INSTRUCTIONS FOR THE TASK - Give the number of lines containing the word "decor" and nothing more.

Source data:
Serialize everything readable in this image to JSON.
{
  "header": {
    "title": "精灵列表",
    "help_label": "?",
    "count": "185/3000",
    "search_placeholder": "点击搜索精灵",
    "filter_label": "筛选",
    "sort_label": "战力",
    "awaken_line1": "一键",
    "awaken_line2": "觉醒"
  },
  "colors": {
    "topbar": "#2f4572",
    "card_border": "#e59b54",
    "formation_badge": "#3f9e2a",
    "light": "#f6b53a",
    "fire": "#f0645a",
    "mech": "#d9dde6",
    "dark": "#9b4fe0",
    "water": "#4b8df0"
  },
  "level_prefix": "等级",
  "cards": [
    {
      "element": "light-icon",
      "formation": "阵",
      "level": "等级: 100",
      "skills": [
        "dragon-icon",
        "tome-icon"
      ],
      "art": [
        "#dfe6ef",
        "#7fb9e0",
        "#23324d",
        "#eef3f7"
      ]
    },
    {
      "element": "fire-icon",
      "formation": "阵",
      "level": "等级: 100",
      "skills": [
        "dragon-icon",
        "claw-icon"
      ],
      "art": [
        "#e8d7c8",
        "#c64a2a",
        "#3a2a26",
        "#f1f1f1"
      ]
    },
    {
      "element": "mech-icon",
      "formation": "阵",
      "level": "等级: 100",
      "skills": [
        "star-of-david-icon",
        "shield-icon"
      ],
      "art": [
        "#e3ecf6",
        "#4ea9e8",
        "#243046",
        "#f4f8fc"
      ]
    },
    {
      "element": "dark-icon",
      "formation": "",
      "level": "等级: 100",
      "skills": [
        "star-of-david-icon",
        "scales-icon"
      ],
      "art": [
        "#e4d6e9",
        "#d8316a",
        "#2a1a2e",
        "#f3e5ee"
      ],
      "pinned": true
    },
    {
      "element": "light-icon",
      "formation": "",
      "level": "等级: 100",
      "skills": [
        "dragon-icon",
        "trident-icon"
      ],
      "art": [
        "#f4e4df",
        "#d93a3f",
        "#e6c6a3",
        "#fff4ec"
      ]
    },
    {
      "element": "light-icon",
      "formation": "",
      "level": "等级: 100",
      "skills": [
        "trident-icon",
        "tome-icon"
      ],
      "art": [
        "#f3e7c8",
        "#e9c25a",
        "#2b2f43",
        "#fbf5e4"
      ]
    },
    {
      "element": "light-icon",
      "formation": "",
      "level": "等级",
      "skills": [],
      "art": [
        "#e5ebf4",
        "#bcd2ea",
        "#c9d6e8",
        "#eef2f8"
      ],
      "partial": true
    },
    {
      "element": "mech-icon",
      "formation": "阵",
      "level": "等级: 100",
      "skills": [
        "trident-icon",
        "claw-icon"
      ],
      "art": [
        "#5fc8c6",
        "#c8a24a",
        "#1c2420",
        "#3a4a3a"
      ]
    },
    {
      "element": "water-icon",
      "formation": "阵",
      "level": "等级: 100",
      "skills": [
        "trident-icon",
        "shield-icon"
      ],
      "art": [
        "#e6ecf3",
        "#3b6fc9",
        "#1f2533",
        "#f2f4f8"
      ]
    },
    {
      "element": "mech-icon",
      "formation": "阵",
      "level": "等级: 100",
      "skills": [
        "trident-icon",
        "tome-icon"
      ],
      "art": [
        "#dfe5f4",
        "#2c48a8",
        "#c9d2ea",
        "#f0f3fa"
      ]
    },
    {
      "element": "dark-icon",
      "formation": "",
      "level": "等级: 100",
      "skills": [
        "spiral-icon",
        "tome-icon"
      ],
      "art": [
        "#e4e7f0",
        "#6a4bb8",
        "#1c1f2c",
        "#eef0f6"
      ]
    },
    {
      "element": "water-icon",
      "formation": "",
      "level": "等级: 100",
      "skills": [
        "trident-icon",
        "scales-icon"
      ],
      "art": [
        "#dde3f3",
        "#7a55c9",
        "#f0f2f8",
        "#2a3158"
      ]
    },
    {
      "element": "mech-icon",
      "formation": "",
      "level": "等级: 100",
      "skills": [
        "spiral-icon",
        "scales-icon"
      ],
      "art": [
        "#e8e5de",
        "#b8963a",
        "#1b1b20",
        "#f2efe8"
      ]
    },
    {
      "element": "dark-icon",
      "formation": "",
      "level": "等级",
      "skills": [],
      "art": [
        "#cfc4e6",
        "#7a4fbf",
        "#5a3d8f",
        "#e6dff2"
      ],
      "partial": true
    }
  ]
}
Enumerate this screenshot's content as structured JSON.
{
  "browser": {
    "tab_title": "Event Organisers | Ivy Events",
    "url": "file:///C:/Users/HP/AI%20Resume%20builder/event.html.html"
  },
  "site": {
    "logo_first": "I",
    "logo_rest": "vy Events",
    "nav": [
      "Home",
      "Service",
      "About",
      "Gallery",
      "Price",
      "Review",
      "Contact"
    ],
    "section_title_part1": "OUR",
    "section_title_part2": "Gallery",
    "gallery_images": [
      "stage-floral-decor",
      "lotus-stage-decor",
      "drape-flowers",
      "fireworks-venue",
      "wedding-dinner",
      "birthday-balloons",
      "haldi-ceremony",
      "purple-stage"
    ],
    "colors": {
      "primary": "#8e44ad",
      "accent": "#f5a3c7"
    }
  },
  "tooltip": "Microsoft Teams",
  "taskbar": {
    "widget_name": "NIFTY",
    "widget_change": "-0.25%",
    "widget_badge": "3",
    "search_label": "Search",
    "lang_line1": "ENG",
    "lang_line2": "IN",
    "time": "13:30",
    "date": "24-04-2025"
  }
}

TASK OUTPUT - 2